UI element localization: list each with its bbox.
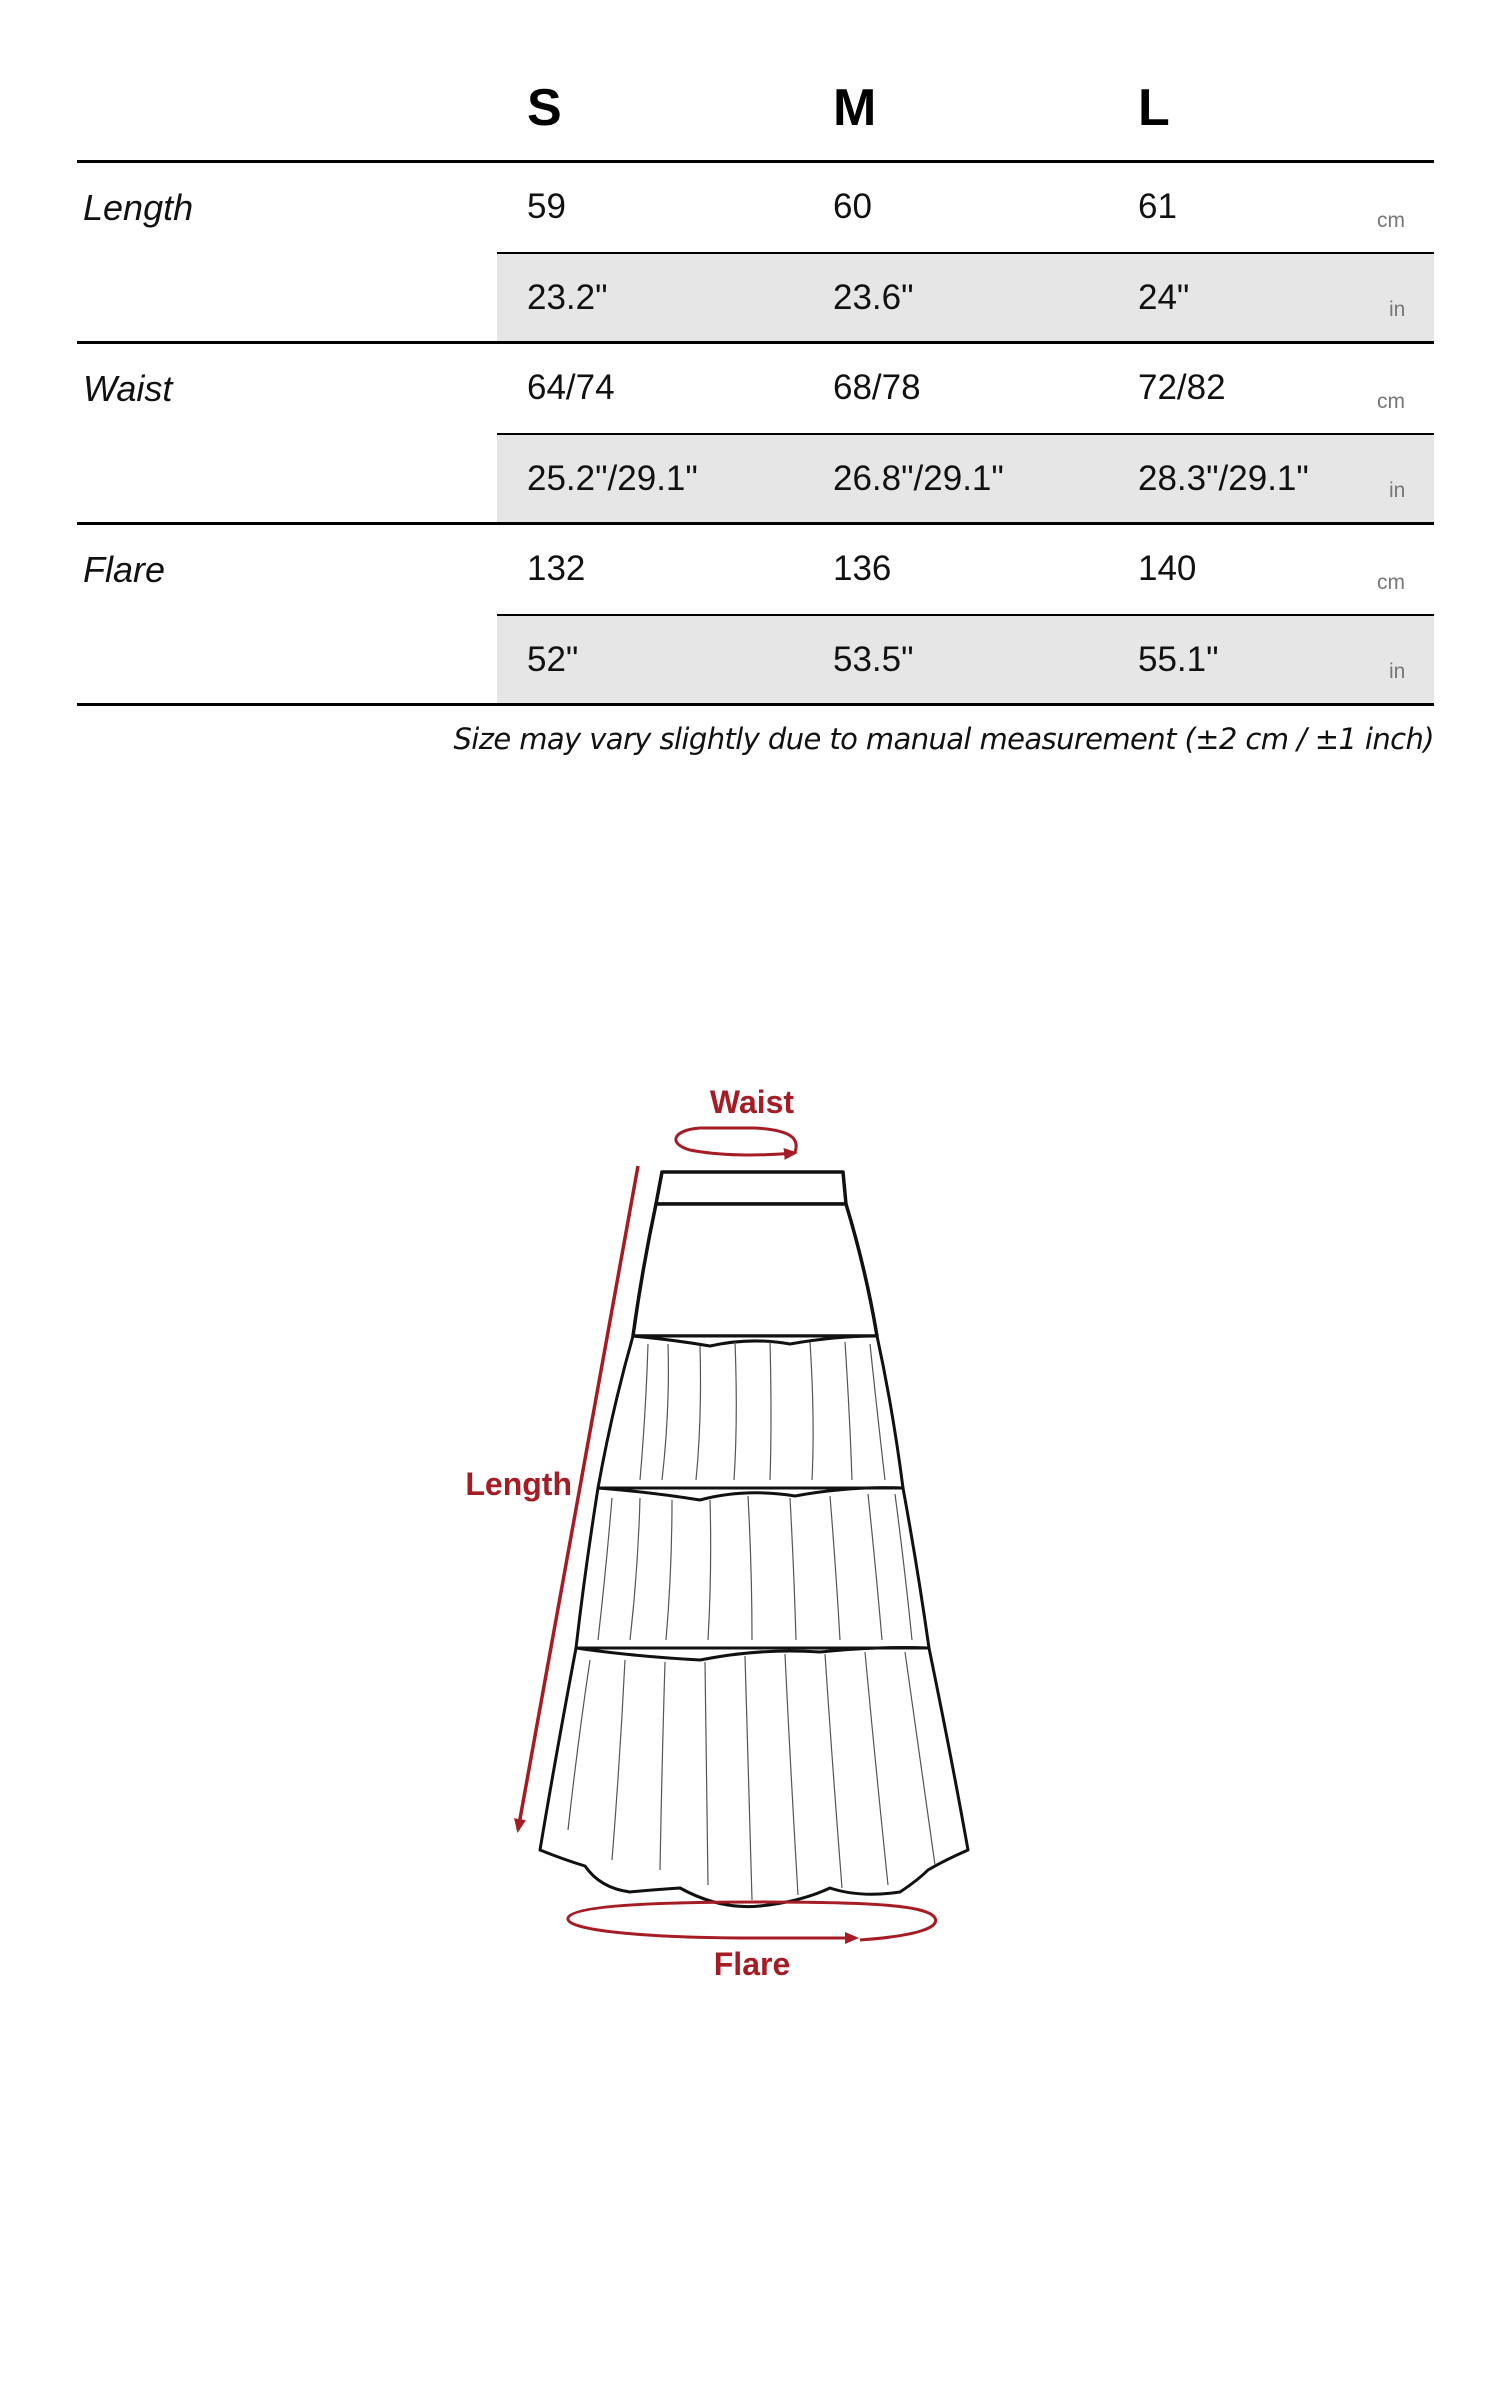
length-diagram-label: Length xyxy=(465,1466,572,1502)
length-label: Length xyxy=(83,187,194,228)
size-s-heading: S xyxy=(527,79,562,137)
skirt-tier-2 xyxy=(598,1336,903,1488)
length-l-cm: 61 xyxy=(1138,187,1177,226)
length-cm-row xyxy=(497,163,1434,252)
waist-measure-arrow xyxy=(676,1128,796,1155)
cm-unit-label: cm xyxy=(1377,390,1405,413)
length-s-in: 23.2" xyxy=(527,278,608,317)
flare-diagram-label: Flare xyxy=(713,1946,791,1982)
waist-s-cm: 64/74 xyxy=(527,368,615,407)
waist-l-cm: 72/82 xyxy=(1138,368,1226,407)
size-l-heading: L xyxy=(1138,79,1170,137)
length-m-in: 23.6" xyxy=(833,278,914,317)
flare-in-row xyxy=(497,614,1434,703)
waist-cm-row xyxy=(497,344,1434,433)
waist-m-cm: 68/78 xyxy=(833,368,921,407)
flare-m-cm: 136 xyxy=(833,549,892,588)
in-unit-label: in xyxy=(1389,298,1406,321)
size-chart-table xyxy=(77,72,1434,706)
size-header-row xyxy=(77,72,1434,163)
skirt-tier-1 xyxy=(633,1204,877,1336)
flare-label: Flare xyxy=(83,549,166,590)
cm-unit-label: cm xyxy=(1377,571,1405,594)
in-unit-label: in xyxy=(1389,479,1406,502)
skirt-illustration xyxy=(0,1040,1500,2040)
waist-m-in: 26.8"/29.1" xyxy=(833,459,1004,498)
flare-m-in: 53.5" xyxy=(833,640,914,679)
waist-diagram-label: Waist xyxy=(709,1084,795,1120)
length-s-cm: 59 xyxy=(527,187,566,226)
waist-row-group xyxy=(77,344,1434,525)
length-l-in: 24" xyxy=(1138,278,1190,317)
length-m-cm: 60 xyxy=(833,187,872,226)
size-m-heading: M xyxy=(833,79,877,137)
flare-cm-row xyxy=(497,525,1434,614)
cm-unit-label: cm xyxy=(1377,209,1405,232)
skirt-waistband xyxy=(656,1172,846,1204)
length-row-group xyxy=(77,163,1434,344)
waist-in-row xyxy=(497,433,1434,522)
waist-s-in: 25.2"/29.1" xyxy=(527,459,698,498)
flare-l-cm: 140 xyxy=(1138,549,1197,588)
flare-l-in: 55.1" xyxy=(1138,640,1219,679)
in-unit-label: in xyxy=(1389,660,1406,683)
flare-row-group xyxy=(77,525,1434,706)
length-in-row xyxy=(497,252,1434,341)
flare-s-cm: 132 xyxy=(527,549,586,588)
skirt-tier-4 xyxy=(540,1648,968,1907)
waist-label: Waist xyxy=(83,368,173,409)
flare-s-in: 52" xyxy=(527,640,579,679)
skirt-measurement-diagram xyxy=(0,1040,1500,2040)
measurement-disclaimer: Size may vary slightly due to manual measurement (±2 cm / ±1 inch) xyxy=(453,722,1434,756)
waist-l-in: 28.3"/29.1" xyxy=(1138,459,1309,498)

# OBJECTIVE:
Reproduce the listing above line for line, without changing anything, and leave out the picture.

# CORRECT OUTPUT:
UI element localization: list each with its bbox.
length-diagram-label: Length xyxy=(465,1466,572,1502)
length-label: Length xyxy=(83,187,194,228)
size-s-heading: S xyxy=(527,79,562,137)
skirt-tier-2 xyxy=(598,1336,903,1488)
length-l-cm: 61 xyxy=(1138,187,1177,226)
length-cm-row xyxy=(497,163,1434,252)
waist-measure-arrow xyxy=(676,1128,796,1155)
cm-unit-label: cm xyxy=(1377,390,1405,413)
length-s-in: 23.2" xyxy=(527,278,608,317)
flare-diagram-label: Flare xyxy=(713,1946,791,1982)
waist-s-cm: 64/74 xyxy=(527,368,615,407)
waist-l-cm: 72/82 xyxy=(1138,368,1226,407)
size-l-heading: L xyxy=(1138,79,1170,137)
length-m-in: 23.6" xyxy=(833,278,914,317)
flare-in-row xyxy=(497,614,1434,703)
waist-cm-row xyxy=(497,344,1434,433)
waist-m-cm: 68/78 xyxy=(833,368,921,407)
flare-m-cm: 136 xyxy=(833,549,892,588)
in-unit-label: in xyxy=(1389,298,1406,321)
size-chart-table xyxy=(77,72,1434,706)
size-header-row xyxy=(77,72,1434,163)
skirt-tier-1 xyxy=(633,1204,877,1336)
flare-label: Flare xyxy=(83,549,166,590)
cm-unit-label: cm xyxy=(1377,571,1405,594)
in-unit-label: in xyxy=(1389,479,1406,502)
skirt-illustration xyxy=(0,1040,1500,2040)
waist-m-in: 26.8"/29.1" xyxy=(833,459,1004,498)
flare-m-in: 53.5" xyxy=(833,640,914,679)
waist-diagram-label: Waist xyxy=(709,1084,795,1120)
length-s-cm: 59 xyxy=(527,187,566,226)
waist-row-group xyxy=(77,344,1434,525)
length-l-in: 24" xyxy=(1138,278,1190,317)
length-m-cm: 60 xyxy=(833,187,872,226)
size-m-heading: M xyxy=(833,79,877,137)
flare-cm-row xyxy=(497,525,1434,614)
cm-unit-label: cm xyxy=(1377,209,1405,232)
skirt-waistband xyxy=(656,1172,846,1204)
length-row-group xyxy=(77,163,1434,344)
waist-in-row xyxy=(497,433,1434,522)
waist-s-in: 25.2"/29.1" xyxy=(527,459,698,498)
flare-l-cm: 140 xyxy=(1138,549,1197,588)
flare-l-in: 55.1" xyxy=(1138,640,1219,679)
in-unit-label: in xyxy=(1389,660,1406,683)
flare-row-group xyxy=(77,525,1434,706)
length-in-row xyxy=(497,252,1434,341)
flare-s-cm: 132 xyxy=(527,549,586,588)
skirt-tier-4 xyxy=(540,1648,968,1907)
waist-label: Waist xyxy=(83,368,173,409)
flare-s-in: 52" xyxy=(527,640,579,679)
skirt-measurement-diagram xyxy=(0,1040,1500,2040)
measurement-disclaimer: Size may vary slightly due to manual measurement (±2 cm / ±1 inch) xyxy=(453,722,1434,756)
waist-l-in: 28.3"/29.1" xyxy=(1138,459,1309,498)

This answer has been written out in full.